Excerpt from a dataset:

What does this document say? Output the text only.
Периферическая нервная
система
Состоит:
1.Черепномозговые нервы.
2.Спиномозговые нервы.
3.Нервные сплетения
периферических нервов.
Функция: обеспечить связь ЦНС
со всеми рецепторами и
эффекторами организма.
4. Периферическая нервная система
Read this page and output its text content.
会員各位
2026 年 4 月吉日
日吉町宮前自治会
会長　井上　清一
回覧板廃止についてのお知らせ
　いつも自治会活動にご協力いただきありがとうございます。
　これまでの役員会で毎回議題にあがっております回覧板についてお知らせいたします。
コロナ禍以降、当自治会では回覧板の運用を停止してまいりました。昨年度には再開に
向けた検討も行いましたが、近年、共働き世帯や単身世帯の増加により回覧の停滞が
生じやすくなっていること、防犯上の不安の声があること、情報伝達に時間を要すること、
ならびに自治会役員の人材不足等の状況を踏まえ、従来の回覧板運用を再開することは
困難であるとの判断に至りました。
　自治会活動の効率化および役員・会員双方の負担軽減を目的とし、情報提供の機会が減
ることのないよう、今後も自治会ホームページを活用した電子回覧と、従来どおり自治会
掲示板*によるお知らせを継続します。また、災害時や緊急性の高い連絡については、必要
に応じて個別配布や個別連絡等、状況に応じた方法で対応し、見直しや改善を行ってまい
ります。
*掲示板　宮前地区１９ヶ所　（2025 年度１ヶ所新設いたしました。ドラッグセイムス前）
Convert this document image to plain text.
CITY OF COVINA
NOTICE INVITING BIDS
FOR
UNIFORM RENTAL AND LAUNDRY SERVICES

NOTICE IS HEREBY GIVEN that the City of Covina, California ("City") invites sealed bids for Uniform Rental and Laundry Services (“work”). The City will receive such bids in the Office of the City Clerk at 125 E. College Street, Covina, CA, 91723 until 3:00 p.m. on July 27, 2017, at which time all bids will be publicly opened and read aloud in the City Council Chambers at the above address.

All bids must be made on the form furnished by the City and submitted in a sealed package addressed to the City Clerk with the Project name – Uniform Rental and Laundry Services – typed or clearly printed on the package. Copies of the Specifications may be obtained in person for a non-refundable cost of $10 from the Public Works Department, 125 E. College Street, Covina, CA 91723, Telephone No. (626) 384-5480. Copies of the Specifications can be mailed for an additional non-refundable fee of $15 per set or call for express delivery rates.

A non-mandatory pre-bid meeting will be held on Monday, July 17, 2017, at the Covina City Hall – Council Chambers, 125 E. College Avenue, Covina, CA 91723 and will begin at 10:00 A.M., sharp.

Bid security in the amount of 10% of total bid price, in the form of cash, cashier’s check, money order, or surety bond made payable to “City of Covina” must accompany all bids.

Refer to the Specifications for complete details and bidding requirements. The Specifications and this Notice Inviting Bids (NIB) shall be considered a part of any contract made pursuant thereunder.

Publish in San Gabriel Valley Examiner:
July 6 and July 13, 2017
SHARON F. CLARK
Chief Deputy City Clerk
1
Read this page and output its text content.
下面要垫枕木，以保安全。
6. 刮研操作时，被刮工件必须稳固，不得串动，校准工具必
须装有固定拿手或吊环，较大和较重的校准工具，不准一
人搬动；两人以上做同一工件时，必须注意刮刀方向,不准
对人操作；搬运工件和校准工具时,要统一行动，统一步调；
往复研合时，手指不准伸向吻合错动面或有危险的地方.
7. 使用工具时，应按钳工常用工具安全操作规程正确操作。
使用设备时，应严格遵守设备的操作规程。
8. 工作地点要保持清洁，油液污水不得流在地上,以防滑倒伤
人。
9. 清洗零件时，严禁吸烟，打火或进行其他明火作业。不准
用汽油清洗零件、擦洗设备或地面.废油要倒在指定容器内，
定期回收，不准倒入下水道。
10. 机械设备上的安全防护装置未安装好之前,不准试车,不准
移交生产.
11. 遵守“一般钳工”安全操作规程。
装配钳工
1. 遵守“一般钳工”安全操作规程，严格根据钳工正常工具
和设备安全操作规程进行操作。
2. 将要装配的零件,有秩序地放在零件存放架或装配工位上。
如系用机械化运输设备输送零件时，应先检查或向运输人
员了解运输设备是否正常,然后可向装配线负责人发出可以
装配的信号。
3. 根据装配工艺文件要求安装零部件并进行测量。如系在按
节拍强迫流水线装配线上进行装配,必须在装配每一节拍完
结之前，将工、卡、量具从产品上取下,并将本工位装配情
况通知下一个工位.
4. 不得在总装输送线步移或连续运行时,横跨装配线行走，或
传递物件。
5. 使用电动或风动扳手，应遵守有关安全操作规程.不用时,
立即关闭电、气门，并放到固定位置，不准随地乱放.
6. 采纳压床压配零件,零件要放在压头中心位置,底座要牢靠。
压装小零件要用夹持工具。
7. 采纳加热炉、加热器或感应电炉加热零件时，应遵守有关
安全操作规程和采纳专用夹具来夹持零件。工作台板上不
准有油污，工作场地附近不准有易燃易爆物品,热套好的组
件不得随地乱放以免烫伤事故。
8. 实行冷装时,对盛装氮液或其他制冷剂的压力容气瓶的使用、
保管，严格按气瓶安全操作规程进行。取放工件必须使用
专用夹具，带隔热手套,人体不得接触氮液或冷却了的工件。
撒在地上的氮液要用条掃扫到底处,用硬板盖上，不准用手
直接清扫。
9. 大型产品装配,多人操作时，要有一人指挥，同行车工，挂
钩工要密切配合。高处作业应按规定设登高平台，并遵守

Work required. Output the listing above word for word.

Finished answer.
What does this document say? Output the text only.
Периферическая нервная
система
Состоит:
1.Черепномозговые нервы.
2.Спиномозговые нервы.
3.Нервные сплетения
периферических нервов.
Функция: обеспечить связь ЦНС
со всеми рецепторами и
эффекторами организма.
4. Периферическая нервная система
Read this page and output its text content.
会員各位
2026 年 4 月吉日
日吉町宮前自治会
会長　井上　清一
回覧板廃止についてのお知らせ
　いつも自治会活動にご協力いただきありがとうございます。
　これまでの役員会で毎回議題にあがっております回覧板についてお知らせいたします。
コロナ禍以降、当自治会では回覧板の運用を停止してまいりました。昨年度には再開に
向けた検討も行いましたが、近年、共働き世帯や単身世帯の増加により回覧の停滞が
生じやすくなっていること、防犯上の不安の声があること、情報伝達に時間を要すること、
ならびに自治会役員の人材不足等の状況を踏まえ、従来の回覧板運用を再開することは
困難であるとの判断に至りました。
　自治会活動の効率化および役員・会員双方の負担軽減を目的とし、情報提供の機会が減
ることのないよう、今後も自治会ホームページを活用した電子回覧と、従来どおり自治会
掲示板*によるお知らせを継続します。また、災害時や緊急性の高い連絡については、必要
に応じて個別配布や個別連絡等、状況に応じた方法で対応し、見直しや改善を行ってまい
ります。
*掲示板　宮前地区１９ヶ所　（2025 年度１ヶ所新設いたしました。ドラッグセイムス前）
Convert this document image to plain text.
CITY OF COVINA
NOTICE INVITING BIDS
FOR
UNIFORM RENTAL AND LAUNDRY SERVICES

NOTICE IS HEREBY GIVEN that the City of Covina, California ("City") invites sealed bids for Uniform Rental and Laundry Services (“work”). The City will receive such bids in the Office of the City Clerk at 125 E. College Street, Covina, CA, 91723 until 3:00 p.m. on July 27, 2017, at which time all bids will be publicly opened and read aloud in the City Council Chambers at the above address.

All bids must be made on the form furnished by the City and submitted in a sealed package addressed to the City Clerk with the Project name – Uniform Rental and Laundry Services – typed or clearly printed on the package. Copies of the Specifications may be obtained in person for a non-refundable cost of $10 from the Public Works Department, 125 E. College Street, Covina, CA 91723, Telephone No. (626) 384-5480. Copies of the Specifications can be mailed for an additional non-refundable fee of $15 per set or call for express delivery rates.

A non-mandatory pre-bid meeting will be held on Monday, July 17, 2017, at the Covina City Hall – Council Chambers, 125 E. College Avenue, Covina, CA 91723 and will begin at 10:00 A.M., sharp.

Bid security in the amount of 10% of total bid price, in the form of cash, cashier’s check, money order, or surety bond made payable to “City of Covina” must accompany all bids.

Refer to the Specifications for complete details and bidding requirements. The Specifications and this Notice Inviting Bids (NIB) shall be considered a part of any contract made pursuant thereunder.

Publish in San Gabriel Valley Examiner:
July 6 and July 13, 2017
SHARON F. CLARK
Chief Deputy City Clerk
1
Read this page and output its text content.
下面要垫枕木，以保安全。
6. 刮研操作时，被刮工件必须稳固，不得串动，校准工具必
须装有固定拿手或吊环，较大和较重的校准工具，不准一
人搬动；两人以上做同一工件时，必须注意刮刀方向,不准
对人操作；搬运工件和校准工具时,要统一行动，统一步调；
往复研合时，手指不准伸向吻合错动面或有危险的地方.
7. 使用工具时，应按钳工常用工具安全操作规程正确操作。
使用设备时，应严格遵守设备的操作规程。
8. 工作地点要保持清洁，油液污水不得流在地上,以防滑倒伤
人。
9. 清洗零件时，严禁吸烟，打火或进行其他明火作业。不准
用汽油清洗零件、擦洗设备或地面.废油要倒在指定容器内，
定期回收，不准倒入下水道。
10. 机械设备上的安全防护装置未安装好之前,不准试车,不准
移交生产.
11. 遵守“一般钳工”安全操作规程。
装配钳工
1. 遵守“一般钳工”安全操作规程，严格根据钳工正常工具
和设备安全操作规程进行操作。
2. 将要装配的零件,有秩序地放在零件存放架或装配工位上。
如系用机械化运输设备输送零件时，应先检查或向运输人
员了解运输设备是否正常,然后可向装配线负责人发出可以
装配的信号。
3. 根据装配工艺文件要求安装零部件并进行测量。如系在按
节拍强迫流水线装配线上进行装配,必须在装配每一节拍完
结之前，将工、卡、量具从产品上取下,并将本工位装配情
况通知下一个工位.
4. 不得在总装输送线步移或连续运行时,横跨装配线行走，或
传递物件。
5. 使用电动或风动扳手，应遵守有关安全操作规程.不用时,
立即关闭电、气门，并放到固定位置，不准随地乱放.
6. 采纳压床压配零件,零件要放在压头中心位置,底座要牢靠。
压装小零件要用夹持工具。
7. 采纳加热炉、加热器或感应电炉加热零件时，应遵守有关
安全操作规程和采纳专用夹具来夹持零件。工作台板上不
准有油污，工作场地附近不准有易燃易爆物品,热套好的组
件不得随地乱放以免烫伤事故。
8. 实行冷装时,对盛装氮液或其他制冷剂的压力容气瓶的使用、
保管，严格按气瓶安全操作规程进行。取放工件必须使用
专用夹具，带隔热手套,人体不得接触氮液或冷却了的工件。
撒在地上的氮液要用条掃扫到底处,用硬板盖上，不准用手
直接清扫。
9. 大型产品装配,多人操作时，要有一人指挥，同行车工，挂
钩工要密切配合。高处作业应按规定设登高平台，并遵守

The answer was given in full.